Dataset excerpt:

* * *

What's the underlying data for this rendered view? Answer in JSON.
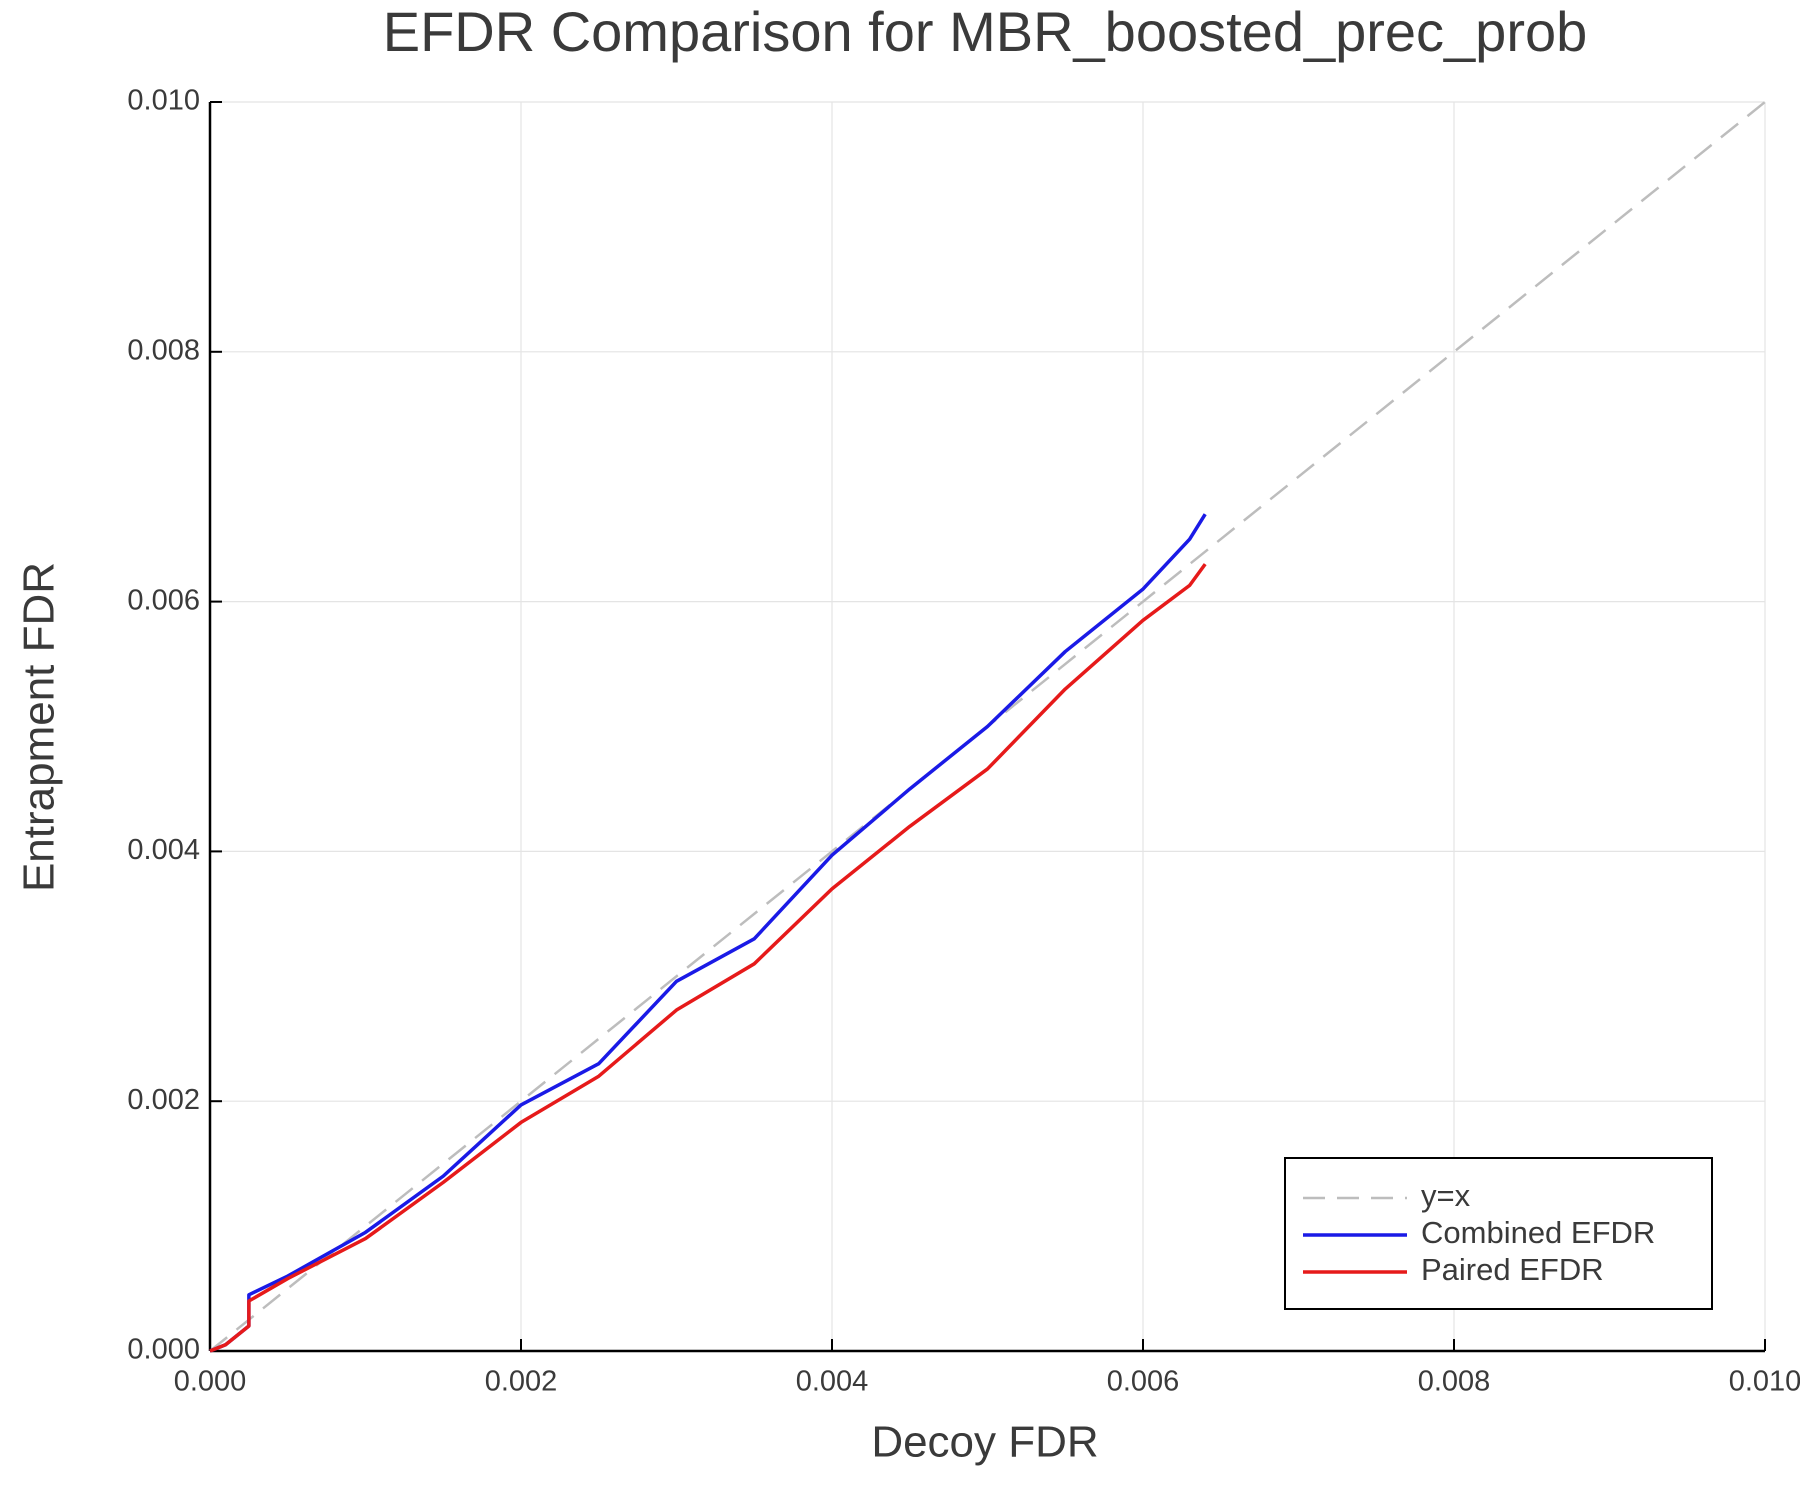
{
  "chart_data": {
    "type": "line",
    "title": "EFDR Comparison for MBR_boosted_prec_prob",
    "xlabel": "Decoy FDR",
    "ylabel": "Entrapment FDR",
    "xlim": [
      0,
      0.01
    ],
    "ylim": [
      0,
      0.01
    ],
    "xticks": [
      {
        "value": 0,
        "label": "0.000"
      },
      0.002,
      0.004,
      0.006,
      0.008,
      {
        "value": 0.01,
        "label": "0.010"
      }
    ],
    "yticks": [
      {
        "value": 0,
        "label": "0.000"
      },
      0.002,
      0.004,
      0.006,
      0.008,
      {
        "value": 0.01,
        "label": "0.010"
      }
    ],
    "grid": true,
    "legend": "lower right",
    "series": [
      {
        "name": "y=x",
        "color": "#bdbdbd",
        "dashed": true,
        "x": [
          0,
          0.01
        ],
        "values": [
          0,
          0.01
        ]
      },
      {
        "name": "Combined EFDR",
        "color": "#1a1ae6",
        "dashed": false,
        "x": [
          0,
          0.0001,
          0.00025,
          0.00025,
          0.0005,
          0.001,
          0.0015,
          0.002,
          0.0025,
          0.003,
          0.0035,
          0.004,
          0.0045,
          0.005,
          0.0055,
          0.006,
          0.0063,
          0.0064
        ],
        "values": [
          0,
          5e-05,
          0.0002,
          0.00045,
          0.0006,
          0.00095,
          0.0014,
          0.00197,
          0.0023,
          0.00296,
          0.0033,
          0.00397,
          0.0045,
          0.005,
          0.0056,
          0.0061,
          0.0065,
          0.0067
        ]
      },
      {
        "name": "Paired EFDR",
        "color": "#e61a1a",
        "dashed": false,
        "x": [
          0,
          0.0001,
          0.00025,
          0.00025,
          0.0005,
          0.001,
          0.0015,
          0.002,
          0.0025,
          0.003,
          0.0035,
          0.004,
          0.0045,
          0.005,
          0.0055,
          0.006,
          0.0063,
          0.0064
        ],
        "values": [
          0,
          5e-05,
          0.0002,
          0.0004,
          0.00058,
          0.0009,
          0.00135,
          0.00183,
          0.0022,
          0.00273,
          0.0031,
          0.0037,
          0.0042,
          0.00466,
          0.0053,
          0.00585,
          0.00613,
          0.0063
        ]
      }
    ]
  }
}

* * *

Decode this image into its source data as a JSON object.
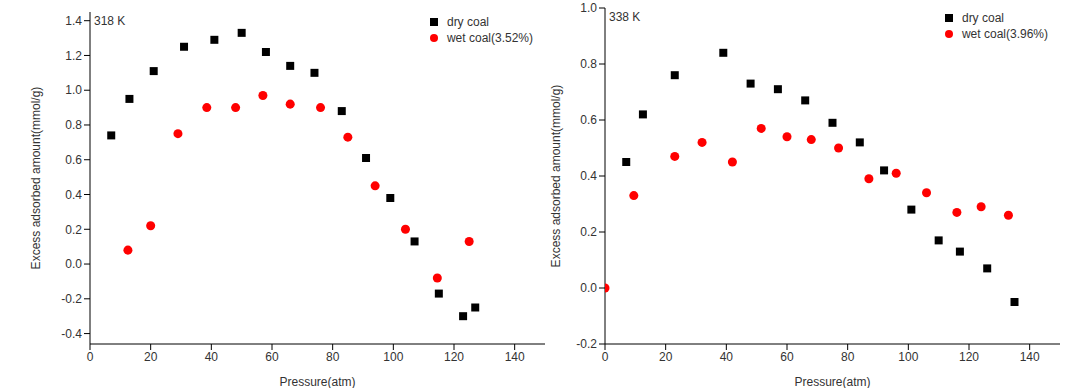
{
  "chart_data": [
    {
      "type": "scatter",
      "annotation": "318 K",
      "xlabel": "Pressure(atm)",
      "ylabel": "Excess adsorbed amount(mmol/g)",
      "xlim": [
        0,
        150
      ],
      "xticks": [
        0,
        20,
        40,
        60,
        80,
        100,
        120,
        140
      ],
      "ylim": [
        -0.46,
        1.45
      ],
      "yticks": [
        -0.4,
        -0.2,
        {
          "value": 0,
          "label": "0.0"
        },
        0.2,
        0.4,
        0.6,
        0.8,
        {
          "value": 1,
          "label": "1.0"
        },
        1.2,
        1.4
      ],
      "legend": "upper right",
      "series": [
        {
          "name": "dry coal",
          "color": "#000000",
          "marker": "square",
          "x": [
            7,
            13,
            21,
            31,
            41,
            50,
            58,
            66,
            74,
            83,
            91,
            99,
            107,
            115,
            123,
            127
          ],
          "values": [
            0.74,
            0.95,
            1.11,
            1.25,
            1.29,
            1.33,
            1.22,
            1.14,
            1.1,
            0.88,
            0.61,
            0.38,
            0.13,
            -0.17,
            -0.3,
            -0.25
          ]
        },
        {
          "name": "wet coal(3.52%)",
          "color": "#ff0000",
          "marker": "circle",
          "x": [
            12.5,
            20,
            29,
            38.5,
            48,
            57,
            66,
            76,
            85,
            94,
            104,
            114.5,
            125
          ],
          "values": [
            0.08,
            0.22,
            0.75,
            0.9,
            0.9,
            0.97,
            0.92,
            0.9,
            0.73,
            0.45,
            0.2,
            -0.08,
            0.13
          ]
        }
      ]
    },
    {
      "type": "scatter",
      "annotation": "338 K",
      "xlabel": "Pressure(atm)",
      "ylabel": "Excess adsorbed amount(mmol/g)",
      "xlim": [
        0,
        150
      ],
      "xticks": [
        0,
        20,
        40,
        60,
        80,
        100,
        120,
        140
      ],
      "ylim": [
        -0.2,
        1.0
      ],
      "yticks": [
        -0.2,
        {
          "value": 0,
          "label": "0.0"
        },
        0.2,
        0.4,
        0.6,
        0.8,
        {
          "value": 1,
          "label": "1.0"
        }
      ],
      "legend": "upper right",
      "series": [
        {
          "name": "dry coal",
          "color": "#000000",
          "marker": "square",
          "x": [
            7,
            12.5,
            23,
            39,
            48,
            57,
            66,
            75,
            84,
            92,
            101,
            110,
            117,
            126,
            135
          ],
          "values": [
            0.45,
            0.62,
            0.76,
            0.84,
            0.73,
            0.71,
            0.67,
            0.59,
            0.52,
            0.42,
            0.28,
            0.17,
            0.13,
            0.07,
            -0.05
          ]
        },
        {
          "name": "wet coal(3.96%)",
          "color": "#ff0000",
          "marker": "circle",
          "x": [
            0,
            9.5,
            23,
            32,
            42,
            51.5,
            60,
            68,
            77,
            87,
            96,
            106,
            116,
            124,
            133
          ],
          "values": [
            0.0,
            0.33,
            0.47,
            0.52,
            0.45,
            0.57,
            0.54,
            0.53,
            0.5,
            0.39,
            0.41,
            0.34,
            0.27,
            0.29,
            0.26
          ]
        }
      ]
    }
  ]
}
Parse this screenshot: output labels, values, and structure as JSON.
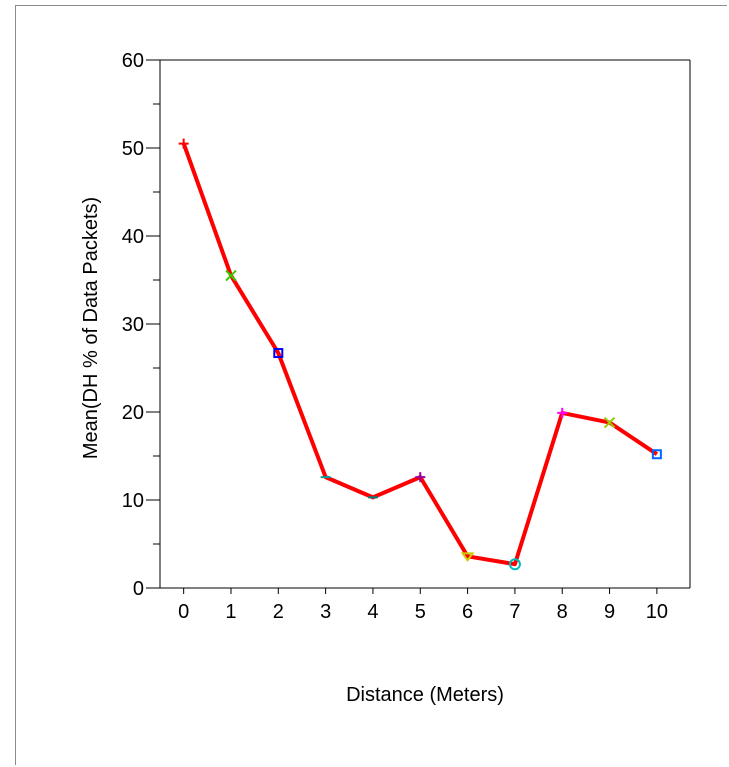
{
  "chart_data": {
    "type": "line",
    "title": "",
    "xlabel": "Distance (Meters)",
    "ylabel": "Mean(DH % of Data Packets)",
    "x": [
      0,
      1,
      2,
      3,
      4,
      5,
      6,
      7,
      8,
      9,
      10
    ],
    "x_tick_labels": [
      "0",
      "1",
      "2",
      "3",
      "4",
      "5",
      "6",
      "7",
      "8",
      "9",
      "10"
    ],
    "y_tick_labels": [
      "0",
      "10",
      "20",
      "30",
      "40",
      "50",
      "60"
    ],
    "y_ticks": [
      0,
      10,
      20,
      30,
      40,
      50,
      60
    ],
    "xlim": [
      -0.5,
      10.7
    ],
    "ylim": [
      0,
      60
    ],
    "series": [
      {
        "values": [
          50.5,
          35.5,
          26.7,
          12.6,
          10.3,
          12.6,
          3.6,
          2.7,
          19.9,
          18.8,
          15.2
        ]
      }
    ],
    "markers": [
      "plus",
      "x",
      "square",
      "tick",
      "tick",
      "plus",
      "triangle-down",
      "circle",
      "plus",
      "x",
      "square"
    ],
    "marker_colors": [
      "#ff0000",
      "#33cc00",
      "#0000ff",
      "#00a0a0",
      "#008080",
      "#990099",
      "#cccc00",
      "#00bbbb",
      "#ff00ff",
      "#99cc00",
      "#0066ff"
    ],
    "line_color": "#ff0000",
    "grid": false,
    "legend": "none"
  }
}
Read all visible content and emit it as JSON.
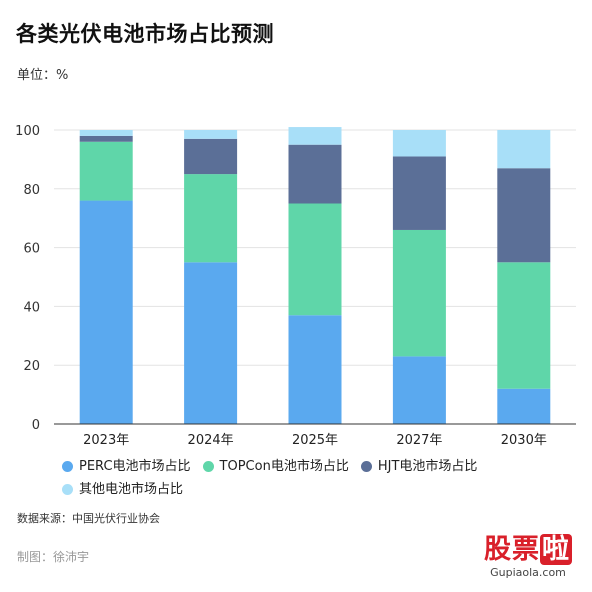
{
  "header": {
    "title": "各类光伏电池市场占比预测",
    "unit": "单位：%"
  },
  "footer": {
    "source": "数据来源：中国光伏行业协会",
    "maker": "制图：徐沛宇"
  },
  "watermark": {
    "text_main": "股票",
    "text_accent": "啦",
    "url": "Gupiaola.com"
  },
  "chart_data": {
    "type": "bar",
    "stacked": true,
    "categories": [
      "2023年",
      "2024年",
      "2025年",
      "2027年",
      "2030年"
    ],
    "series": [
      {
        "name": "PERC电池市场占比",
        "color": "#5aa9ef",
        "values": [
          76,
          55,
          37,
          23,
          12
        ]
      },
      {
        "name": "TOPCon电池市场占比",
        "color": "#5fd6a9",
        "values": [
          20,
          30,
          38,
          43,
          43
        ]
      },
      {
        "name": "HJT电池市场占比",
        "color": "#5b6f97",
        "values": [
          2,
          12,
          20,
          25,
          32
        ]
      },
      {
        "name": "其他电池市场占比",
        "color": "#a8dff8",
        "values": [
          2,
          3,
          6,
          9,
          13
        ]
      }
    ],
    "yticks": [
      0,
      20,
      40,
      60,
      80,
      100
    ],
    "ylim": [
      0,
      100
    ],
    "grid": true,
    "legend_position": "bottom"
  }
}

* * *

DIRECTION: Search the entries for the string "this" and collect each line that has it.

THE OUTPUT:
What's the underlying data for this rendered view? Answer in JSON.
Decode this image into its source data as a JSON object.
Parse this screenshot: output labels, values, and structure as JSON.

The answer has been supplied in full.